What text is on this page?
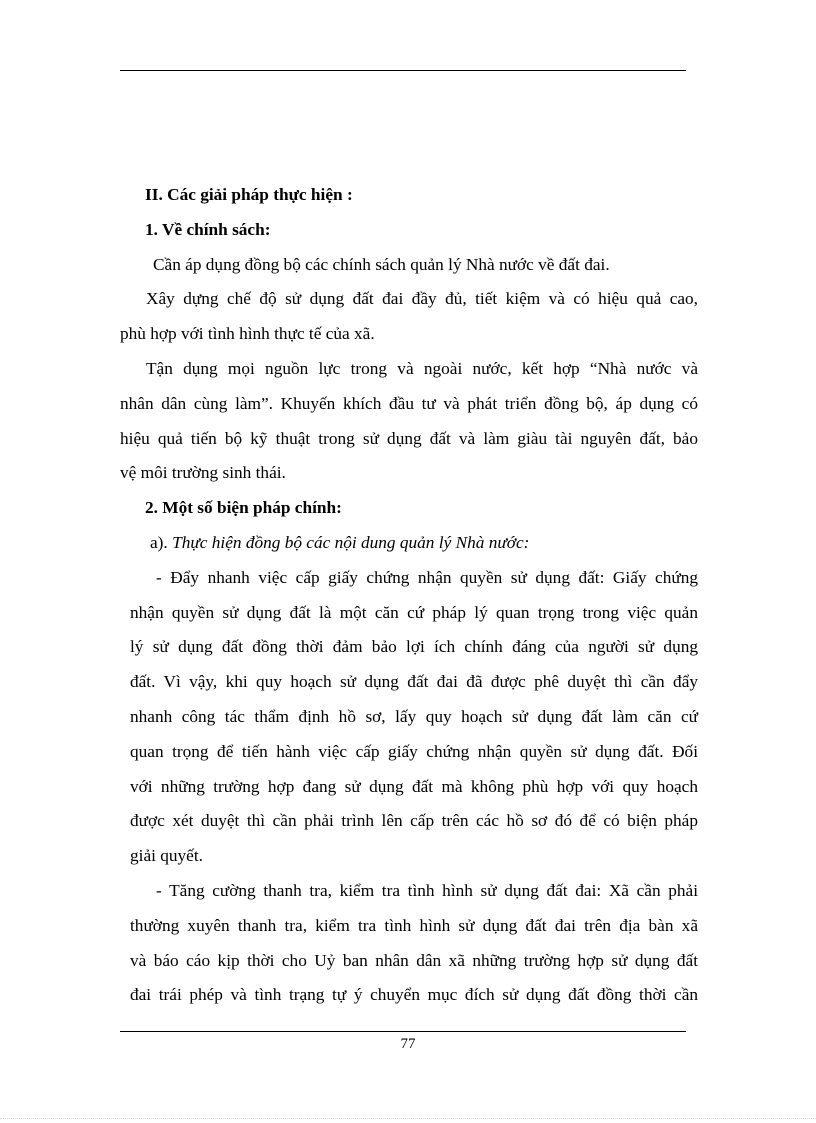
II. Các giải pháp thực hiện :
1. Về chính sách:
Cần áp dụng đồng bộ các chính sách quản lý Nhà nước về đất đai.
Xây dựng chế độ sử dụng đất đai đầy đủ, tiết kiệm và có hiệu quả cao,
phù hợp với tình hình thực tế của xã.
Tận dụng mọi nguồn lực trong và ngoài nước, kết hợp “Nhà nước và
nhân dân cùng làm”. Khuyến khích đầu tư và phát triển đồng bộ, áp dụng có
hiệu quả tiến bộ kỹ thuật trong sử dụng đất và làm giàu tài nguyên đất, bảo
vệ môi trường sinh thái.
2. Một số biện pháp chính:
a). Thực hiện đồng bộ các nội dung quản lý Nhà nước:
- Đẩy nhanh việc cấp giấy chứng nhận quyền sử dụng đất: Giấy chứng
nhận quyền sử dụng đất là một căn cứ pháp lý quan trọng trong việc quản
lý sử dụng đất đồng thời đảm bảo lợi ích chính đáng của người sử dụng
đất. Vì vậy, khi quy hoạch sử dụng đất đai đã được phê duyệt thì cần đẩy
nhanh công tác thẩm định hồ sơ, lấy quy hoạch sử dụng đất làm căn cứ
quan trọng để tiến hành việc cấp giấy chứng nhận quyền sử dụng đất. Đối
với những trường hợp đang sử dụng đất mà không phù hợp với quy hoạch
được xét duyệt thì cần phải trình lên cấp trên các hồ sơ đó để có biện pháp
giải quyết.
- Tăng cường thanh tra, kiểm tra tình hình sử dụng đất đai: Xã cần phải
thường xuyên thanh tra, kiểm tra tình hình sử dụng đất đai trên địa bàn xã
và báo cáo kịp thời cho Uỷ ban nhân dân xã những trường hợp sử dụng đất
đai trái phép và tình trạng tự ý chuyển mục đích sử dụng đất đồng thời cần
77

EXERCISE GOAL: Can you repeat every record above exactly, apart from the pictures?

FULL SOLUTION:
What text is on this page?
II. Các giải pháp thực hiện :
1. Về chính sách:
Cần áp dụng đồng bộ các chính sách quản lý Nhà nước về đất đai.
Xây dựng chế độ sử dụng đất đai đầy đủ, tiết kiệm và có hiệu quả cao,
phù hợp với tình hình thực tế của xã.
Tận dụng mọi nguồn lực trong và ngoài nước, kết hợp “Nhà nước và
nhân dân cùng làm”. Khuyến khích đầu tư và phát triển đồng bộ, áp dụng có
hiệu quả tiến bộ kỹ thuật trong sử dụng đất và làm giàu tài nguyên đất, bảo
vệ môi trường sinh thái.
2. Một số biện pháp chính:
a). Thực hiện đồng bộ các nội dung quản lý Nhà nước:
- Đẩy nhanh việc cấp giấy chứng nhận quyền sử dụng đất: Giấy chứng
nhận quyền sử dụng đất là một căn cứ pháp lý quan trọng trong việc quản
lý sử dụng đất đồng thời đảm bảo lợi ích chính đáng của người sử dụng
đất. Vì vậy, khi quy hoạch sử dụng đất đai đã được phê duyệt thì cần đẩy
nhanh công tác thẩm định hồ sơ, lấy quy hoạch sử dụng đất làm căn cứ
quan trọng để tiến hành việc cấp giấy chứng nhận quyền sử dụng đất. Đối
với những trường hợp đang sử dụng đất mà không phù hợp với quy hoạch
được xét duyệt thì cần phải trình lên cấp trên các hồ sơ đó để có biện pháp
giải quyết.
- Tăng cường thanh tra, kiểm tra tình hình sử dụng đất đai: Xã cần phải
thường xuyên thanh tra, kiểm tra tình hình sử dụng đất đai trên địa bàn xã
và báo cáo kịp thời cho Uỷ ban nhân dân xã những trường hợp sử dụng đất
đai trái phép và tình trạng tự ý chuyển mục đích sử dụng đất đồng thời cần
77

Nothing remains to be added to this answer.